▶ [What you need to do]:
Repeat exactly what runs from the line containing "Transcribe this chart's" through the last line of the material below. Do not copy the pictures.
┄┄┄┄┄┄
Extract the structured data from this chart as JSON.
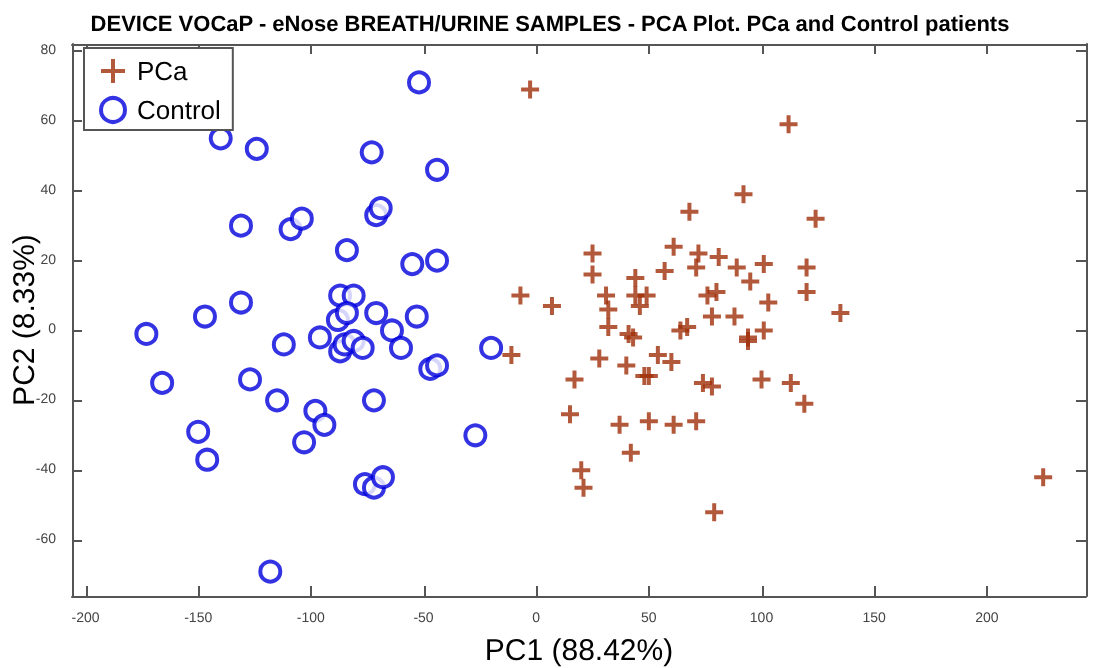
{
  "chart_data": {
    "type": "scatter",
    "title": "DEVICE VOCaP - eNose BREATH/URINE SAMPLES - PCA Plot. PCa and Control patients",
    "xlabel": "PC1 (88.42%)",
    "ylabel": "PC2 (8.33%)",
    "xlim": [
      -206,
      244
    ],
    "ylim": [
      -76,
      82
    ],
    "xticks": [
      -200,
      -150,
      -100,
      -50,
      0,
      50,
      100,
      150,
      200
    ],
    "yticks": [
      -60,
      -40,
      -20,
      0,
      20,
      40,
      60,
      80
    ],
    "grid": false,
    "legend": "top left",
    "series": [
      {
        "name": "PCa",
        "color": "#a0300a",
        "marker": "cross",
        "x": [
          -2.7,
          -7,
          7,
          -11,
          112,
          92,
          68,
          124,
          25,
          25,
          61,
          72,
          81,
          71,
          89,
          101,
          120,
          57,
          95,
          120,
          31,
          44,
          44,
          49,
          46,
          76,
          80,
          103,
          135,
          32,
          78,
          88,
          32,
          67,
          64,
          41,
          94,
          101,
          43,
          94,
          28,
          54,
          60,
          40,
          48,
          50,
          17,
          74,
          78,
          100,
          113,
          119,
          15,
          37,
          50,
          61,
          71,
          42,
          20,
          21,
          79,
          225
        ],
        "values": [
          69,
          10,
          7,
          -7,
          59,
          39,
          34,
          32,
          22,
          16,
          24,
          22,
          21,
          18,
          18,
          19,
          18,
          17,
          14,
          11,
          10,
          15,
          10,
          10,
          7,
          10,
          11,
          8,
          5,
          6,
          4,
          4,
          1,
          1,
          0,
          -1,
          -2,
          0,
          -2,
          -3,
          -8,
          -7,
          -9,
          -10,
          -13,
          -13,
          -14,
          -15,
          -16,
          -14,
          -15,
          -21,
          -24,
          -27,
          -26,
          -27,
          -26,
          -35,
          -40,
          -45,
          -52,
          -42
        ]
      },
      {
        "name": "Control",
        "color": "#0000dd",
        "marker": "circle",
        "x": [
          -52,
          -140,
          -124,
          -73,
          -44,
          -131,
          -109,
          -104,
          -71,
          -69,
          -84,
          -55,
          -44,
          -131,
          -147,
          -87,
          -81,
          -71,
          -53,
          -173,
          -112,
          -96,
          -88,
          -84,
          -87,
          -85,
          -81,
          -77,
          -64,
          -60,
          -47,
          -44,
          -20,
          -166,
          -127,
          -115,
          -98,
          -94,
          -103,
          -72,
          -150,
          -146,
          -27,
          -76,
          -72,
          -68,
          -118
        ],
        "values": [
          71,
          55,
          52,
          51,
          46,
          30,
          29,
          32,
          33,
          35,
          23,
          19,
          20,
          8,
          4,
          10,
          10,
          5,
          4,
          -1,
          -4,
          -2,
          3,
          5,
          -6,
          -4,
          -3,
          -5,
          0,
          -5,
          -11,
          -10,
          -5,
          -15,
          -14,
          -20,
          -23,
          -27,
          -32,
          -20,
          -29,
          -37,
          -30,
          -44,
          -45,
          -42,
          -69
        ]
      }
    ]
  }
}
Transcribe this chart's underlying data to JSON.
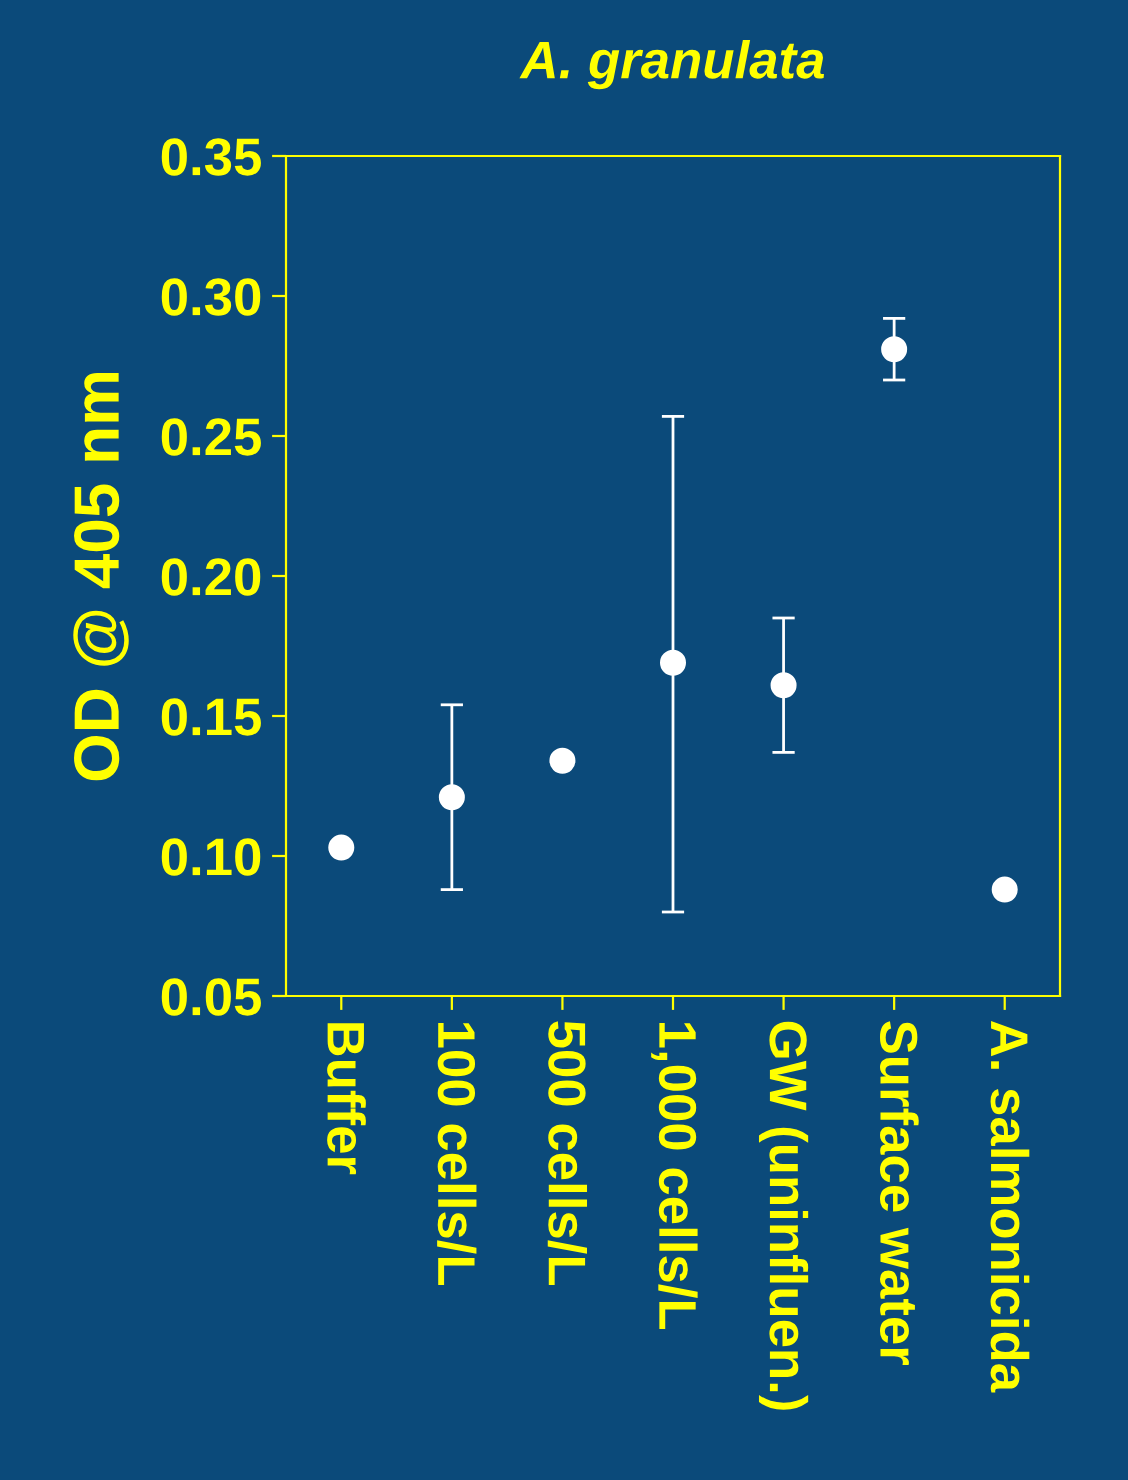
{
  "chart_data": {
    "type": "scatter",
    "title": "A. granulata",
    "ylabel": "OD @ 405 nm",
    "categories": [
      "Buffer",
      "100 cells/L",
      "500 cells/L",
      "1,000 cells/L",
      "GW (uninfluen.)",
      "Surface water",
      "A. salmonicida"
    ],
    "series": [
      {
        "color": "#ffffff",
        "values": [
          0.103,
          0.121,
          0.134,
          0.169,
          0.161,
          0.281,
          0.088
        ],
        "errors": [
          null,
          [
            0.088,
            0.154
          ],
          null,
          [
            0.08,
            0.257
          ],
          [
            0.137,
            0.185
          ],
          [
            0.27,
            0.292
          ],
          null
        ]
      }
    ],
    "ylim": [
      0.05,
      0.35
    ],
    "yticks": [
      0.05,
      {
        "value": 0.1,
        "label": "0.10"
      },
      0.15,
      {
        "value": 0.2,
        "label": "0.20"
      },
      0.25,
      {
        "value": 0.3,
        "label": "0.30"
      },
      0.35
    ],
    "grid": false,
    "marker": "circle",
    "legend": false
  }
}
┄┄┄┄┄┄
▶ [Answer box]:
Transcribe this chart's underlying data to JSON.
{
  "chart_data": {
    "type": "scatter",
    "title": "A. granulata",
    "ylabel": "OD @ 405 nm",
    "categories": [
      "Buffer",
      "100 cells/L",
      "500 cells/L",
      "1,000 cells/L",
      "GW (uninfluen.)",
      "Surface water",
      "A. salmonicida"
    ],
    "series": [
      {
        "color": "#ffffff",
        "values": [
          0.103,
          0.121,
          0.134,
          0.169,
          0.161,
          0.281,
          0.088
        ],
        "errors": [
          null,
          [
            0.088,
            0.154
          ],
          null,
          [
            0.08,
            0.257
          ],
          [
            0.137,
            0.185
          ],
          [
            0.27,
            0.292
          ],
          null
        ]
      }
    ],
    "ylim": [
      0.05,
      0.35
    ],
    "yticks": [
      0.05,
      {
        "value": 0.1,
        "label": "0.10"
      },
      0.15,
      {
        "value": 0.2,
        "label": "0.20"
      },
      0.25,
      {
        "value": 0.3,
        "label": "0.30"
      },
      0.35
    ],
    "grid": false,
    "marker": "circle",
    "legend": false
  }
}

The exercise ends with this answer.